#### TASK INSTRUCTIONS
Rewrite the data below, substituting "car door" for each occurrence of "vehicle door" and leaving everything else unchanged.

#### SUPPLIED MATERIAL
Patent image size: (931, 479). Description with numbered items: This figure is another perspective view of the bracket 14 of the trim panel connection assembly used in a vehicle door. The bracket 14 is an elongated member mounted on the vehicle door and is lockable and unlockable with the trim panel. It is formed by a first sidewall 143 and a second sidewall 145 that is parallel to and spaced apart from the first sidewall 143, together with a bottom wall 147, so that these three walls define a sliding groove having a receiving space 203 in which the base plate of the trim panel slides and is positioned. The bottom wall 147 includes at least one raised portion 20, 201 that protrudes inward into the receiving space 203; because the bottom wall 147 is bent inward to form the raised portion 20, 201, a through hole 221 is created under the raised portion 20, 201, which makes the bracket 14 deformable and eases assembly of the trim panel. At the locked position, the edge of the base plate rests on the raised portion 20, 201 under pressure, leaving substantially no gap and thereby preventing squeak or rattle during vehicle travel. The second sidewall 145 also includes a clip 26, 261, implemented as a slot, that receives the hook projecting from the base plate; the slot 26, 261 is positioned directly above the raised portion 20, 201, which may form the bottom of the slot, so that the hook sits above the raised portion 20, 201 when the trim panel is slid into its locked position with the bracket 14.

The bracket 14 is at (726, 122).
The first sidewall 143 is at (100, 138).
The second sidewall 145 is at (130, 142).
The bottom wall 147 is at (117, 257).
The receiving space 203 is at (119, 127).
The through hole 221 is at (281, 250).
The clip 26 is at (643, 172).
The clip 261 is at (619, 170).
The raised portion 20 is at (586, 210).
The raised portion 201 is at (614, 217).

#### RESULT OF THIS TASK
Patent image size: (931, 479). Description with numbered items: This figure is another perspective view of the bracket 14 of the trim panel connection assembly used in a car door. The bracket 14 is an elongated member mounted on the car door and is lockable and unlockable with the trim panel. It is formed by a first sidewall 143 and a second sidewall 145 that is parallel to and spaced apart from the first sidewall 143, together with a bottom wall 147, so that these three walls define a sliding groove having a receiving space 203 in which the base plate of the trim panel slides and is positioned. The bottom wall 147 includes at least one raised portion 20, 201 that protrudes inward into the receiving space 203; because the bottom wall 147 is bent inward to form the raised portion 20, 201, a through hole 221 is created under the raised portion 20, 201, which makes the bracket 14 deformable and eases assembly of the trim panel. At the locked position, the edge of the base plate rests on the raised portion 20, 201 under pressure, leaving substantially no gap and thereby preventing squeak or rattle during vehicle travel. The second sidewall 145 also includes a clip 26, 261, implemented as a slot, that receives the hook projecting from the base plate; the slot 26, 261 is positioned directly above the raised portion 20, 201, which may form the bottom of the slot, so that the hook sits above the raised portion 20, 201 when the trim panel is slid into its locked position with the bracket 14.

The bracket 14 is at (726, 122).
The first sidewall 143 is at (100, 138).
The second sidewall 145 is at (130, 142).
The bottom wall 147 is at (117, 257).
The receiving space 203 is at (119, 127).
The through hole 221 is at (281, 250).
The clip 26 is at (643, 172).
The clip 261 is at (619, 170).
The raised portion 20 is at (586, 210).
The raised portion 201 is at (614, 217).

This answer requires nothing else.